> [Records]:
◆ ◆ ◆ ◆ ◆

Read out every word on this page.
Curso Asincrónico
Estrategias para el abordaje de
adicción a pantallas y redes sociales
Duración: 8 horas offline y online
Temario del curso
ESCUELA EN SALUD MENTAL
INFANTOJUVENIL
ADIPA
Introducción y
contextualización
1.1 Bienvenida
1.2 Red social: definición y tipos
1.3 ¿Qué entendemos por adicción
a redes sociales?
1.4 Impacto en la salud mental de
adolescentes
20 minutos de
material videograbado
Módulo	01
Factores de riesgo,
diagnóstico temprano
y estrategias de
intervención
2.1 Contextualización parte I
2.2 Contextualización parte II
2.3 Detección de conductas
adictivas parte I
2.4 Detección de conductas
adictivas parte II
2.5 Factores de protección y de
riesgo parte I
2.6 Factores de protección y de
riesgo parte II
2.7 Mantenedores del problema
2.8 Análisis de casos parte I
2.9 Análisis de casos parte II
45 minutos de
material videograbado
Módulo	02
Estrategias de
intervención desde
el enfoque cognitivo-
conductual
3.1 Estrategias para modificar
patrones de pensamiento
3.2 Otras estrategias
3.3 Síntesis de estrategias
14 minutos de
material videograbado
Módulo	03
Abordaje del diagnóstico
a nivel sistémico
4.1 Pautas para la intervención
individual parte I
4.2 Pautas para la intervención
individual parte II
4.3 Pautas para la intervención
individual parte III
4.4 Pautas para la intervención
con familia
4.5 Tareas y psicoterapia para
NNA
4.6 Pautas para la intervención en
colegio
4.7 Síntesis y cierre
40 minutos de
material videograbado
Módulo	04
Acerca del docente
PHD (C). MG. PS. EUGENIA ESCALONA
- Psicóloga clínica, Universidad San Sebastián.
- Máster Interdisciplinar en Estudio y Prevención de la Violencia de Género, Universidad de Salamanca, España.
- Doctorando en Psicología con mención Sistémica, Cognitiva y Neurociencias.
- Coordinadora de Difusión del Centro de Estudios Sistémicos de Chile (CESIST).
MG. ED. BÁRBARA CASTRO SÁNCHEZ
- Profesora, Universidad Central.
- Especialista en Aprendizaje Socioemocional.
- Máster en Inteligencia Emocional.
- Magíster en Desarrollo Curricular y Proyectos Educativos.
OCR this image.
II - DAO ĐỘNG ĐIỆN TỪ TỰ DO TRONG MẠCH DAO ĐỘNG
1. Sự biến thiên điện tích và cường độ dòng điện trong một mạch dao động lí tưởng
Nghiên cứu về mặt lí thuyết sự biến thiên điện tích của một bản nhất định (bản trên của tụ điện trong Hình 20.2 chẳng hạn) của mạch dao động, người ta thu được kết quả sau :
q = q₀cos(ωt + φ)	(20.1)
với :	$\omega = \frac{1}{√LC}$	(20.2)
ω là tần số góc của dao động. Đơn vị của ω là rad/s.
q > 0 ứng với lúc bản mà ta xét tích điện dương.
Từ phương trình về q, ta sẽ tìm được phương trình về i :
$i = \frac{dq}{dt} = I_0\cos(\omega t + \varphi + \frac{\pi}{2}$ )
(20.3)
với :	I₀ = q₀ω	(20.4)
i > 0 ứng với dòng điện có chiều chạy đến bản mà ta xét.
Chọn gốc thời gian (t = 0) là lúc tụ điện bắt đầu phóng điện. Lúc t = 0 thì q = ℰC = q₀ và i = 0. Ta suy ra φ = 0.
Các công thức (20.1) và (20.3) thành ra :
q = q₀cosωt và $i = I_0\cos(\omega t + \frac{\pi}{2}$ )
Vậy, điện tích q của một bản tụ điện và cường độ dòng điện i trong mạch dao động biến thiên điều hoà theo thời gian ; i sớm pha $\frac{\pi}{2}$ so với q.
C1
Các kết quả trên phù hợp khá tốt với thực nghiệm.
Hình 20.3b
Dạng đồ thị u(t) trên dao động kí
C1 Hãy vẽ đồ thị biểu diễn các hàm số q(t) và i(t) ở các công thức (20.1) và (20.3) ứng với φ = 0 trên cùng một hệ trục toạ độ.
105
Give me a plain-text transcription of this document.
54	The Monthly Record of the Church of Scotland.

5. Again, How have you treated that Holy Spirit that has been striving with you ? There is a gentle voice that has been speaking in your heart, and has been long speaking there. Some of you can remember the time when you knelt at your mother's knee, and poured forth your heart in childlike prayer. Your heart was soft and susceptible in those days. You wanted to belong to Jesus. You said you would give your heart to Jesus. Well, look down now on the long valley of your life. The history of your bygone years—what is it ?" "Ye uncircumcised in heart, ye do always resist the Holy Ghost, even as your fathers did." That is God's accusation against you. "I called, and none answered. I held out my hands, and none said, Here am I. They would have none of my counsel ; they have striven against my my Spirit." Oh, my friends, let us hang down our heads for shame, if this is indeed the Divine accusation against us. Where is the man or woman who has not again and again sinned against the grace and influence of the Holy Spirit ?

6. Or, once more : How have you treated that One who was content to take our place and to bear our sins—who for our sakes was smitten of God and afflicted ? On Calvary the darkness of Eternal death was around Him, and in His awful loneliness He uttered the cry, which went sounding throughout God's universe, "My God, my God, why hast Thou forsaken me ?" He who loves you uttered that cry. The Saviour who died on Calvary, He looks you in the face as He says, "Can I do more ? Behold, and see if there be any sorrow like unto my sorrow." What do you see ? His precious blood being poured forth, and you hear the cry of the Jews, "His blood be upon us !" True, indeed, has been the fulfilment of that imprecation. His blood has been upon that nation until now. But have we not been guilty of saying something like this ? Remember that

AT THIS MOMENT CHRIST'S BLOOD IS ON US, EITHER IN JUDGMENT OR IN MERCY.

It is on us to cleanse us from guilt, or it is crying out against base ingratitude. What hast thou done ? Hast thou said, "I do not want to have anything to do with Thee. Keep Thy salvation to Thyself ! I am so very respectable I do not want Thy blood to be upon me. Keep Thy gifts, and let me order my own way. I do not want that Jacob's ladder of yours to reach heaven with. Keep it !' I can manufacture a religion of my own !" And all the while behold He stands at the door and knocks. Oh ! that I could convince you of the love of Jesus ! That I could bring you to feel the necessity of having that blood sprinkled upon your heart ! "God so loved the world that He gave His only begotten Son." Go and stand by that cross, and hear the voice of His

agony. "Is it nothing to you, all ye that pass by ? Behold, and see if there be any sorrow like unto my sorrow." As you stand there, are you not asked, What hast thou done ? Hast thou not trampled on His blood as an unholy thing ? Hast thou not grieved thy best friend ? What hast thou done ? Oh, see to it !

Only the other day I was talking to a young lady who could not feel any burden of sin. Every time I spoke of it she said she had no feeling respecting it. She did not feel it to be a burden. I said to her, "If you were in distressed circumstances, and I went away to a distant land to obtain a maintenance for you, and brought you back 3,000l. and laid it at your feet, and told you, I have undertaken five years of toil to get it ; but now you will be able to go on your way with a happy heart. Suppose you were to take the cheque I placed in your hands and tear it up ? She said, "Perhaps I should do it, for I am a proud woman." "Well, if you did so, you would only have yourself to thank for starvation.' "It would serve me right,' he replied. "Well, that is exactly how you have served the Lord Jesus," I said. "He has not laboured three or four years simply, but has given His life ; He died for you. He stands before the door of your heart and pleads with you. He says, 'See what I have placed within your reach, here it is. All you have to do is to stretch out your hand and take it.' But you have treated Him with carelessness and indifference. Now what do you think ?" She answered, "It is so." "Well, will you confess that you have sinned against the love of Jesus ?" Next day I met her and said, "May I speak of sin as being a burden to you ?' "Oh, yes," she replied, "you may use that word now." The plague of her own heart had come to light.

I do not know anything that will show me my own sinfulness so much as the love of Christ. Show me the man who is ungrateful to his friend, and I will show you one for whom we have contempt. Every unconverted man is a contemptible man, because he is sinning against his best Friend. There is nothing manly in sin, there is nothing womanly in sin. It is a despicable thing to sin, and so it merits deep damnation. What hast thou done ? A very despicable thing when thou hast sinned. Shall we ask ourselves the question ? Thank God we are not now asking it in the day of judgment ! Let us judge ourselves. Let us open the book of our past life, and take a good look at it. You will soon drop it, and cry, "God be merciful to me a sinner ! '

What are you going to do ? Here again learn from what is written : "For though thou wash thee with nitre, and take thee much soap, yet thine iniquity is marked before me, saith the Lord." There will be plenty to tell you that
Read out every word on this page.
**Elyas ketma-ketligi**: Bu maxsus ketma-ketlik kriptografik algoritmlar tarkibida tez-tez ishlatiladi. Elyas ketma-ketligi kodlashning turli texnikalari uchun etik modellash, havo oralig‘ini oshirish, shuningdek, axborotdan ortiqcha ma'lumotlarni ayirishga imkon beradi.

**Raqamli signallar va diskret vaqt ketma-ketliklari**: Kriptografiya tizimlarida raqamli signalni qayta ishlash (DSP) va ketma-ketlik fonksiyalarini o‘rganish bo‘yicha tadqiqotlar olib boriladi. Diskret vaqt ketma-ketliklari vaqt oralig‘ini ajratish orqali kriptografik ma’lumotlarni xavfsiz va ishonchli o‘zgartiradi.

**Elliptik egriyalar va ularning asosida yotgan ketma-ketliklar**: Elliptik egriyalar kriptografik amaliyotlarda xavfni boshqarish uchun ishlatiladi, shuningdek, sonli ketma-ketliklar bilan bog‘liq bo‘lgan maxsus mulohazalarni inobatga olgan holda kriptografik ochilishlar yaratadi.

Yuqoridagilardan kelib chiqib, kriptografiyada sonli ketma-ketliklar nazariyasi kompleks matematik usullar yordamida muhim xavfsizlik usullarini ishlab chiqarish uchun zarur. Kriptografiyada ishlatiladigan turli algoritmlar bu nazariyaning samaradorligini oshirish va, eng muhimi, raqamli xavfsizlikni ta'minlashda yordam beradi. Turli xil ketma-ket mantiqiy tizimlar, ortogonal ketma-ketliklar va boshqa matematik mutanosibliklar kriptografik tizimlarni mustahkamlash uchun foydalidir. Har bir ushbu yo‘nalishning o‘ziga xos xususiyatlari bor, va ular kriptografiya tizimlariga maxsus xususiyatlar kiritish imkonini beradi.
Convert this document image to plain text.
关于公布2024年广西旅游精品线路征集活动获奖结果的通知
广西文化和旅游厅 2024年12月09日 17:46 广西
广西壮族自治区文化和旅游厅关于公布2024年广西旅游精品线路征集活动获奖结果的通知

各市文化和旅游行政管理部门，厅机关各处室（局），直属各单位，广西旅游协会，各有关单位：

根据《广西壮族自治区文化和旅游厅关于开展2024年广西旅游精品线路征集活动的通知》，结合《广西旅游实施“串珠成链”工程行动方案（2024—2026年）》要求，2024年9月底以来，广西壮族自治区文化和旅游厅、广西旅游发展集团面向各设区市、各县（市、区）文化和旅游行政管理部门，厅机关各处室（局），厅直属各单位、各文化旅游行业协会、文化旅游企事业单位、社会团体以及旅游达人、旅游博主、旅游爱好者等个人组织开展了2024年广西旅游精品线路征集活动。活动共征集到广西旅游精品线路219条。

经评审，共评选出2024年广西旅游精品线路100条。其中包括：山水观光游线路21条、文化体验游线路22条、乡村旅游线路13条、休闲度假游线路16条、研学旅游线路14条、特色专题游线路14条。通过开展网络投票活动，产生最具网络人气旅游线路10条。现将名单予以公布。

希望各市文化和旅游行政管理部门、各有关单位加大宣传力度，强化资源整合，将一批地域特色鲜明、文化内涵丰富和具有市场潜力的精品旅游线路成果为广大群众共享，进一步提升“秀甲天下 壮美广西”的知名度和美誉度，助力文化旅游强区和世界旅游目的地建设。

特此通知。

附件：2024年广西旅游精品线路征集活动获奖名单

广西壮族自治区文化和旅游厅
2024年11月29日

◆ ◆ ◆ ◆ ◆

Write out exactly the lines from the line holding "Convert this document image to plain text." through the last line of the data, and nothing besides those lines.

> [Answer to this problem]:
Convert this document image to plain text.
关于公布2024年广西旅游精品线路征集活动获奖结果的通知
广西文化和旅游厅 2024年12月09日 17:46 广西
广西壮族自治区文化和旅游厅关于公布2024年广西旅游精品线路征集活动获奖结果的通知

各市文化和旅游行政管理部门，厅机关各处室（局），直属各单位，广西旅游协会，各有关单位：

根据《广西壮族自治区文化和旅游厅关于开展2024年广西旅游精品线路征集活动的通知》，结合《广西旅游实施“串珠成链”工程行动方案（2024—2026年）》要求，2024年9月底以来，广西壮族自治区文化和旅游厅、广西旅游发展集团面向各设区市、各县（市、区）文化和旅游行政管理部门，厅机关各处室（局），厅直属各单位、各文化旅游行业协会、文化旅游企事业单位、社会团体以及旅游达人、旅游博主、旅游爱好者等个人组织开展了2024年广西旅游精品线路征集活动。活动共征集到广西旅游精品线路219条。

经评审，共评选出2024年广西旅游精品线路100条。其中包括：山水观光游线路21条、文化体验游线路22条、乡村旅游线路13条、休闲度假游线路16条、研学旅游线路14条、特色专题游线路14条。通过开展网络投票活动，产生最具网络人气旅游线路10条。现将名单予以公布。

希望各市文化和旅游行政管理部门、各有关单位加大宣传力度，强化资源整合，将一批地域特色鲜明、文化内涵丰富和具有市场潜力的精品旅游线路成果为广大群众共享，进一步提升“秀甲天下 壮美广西”的知名度和美誉度，助力文化旅游强区和世界旅游目的地建设。

特此通知。

附件：2024年广西旅游精品线路征集活动获奖名单

广西壮族自治区文化和旅游厅
2024年11月29日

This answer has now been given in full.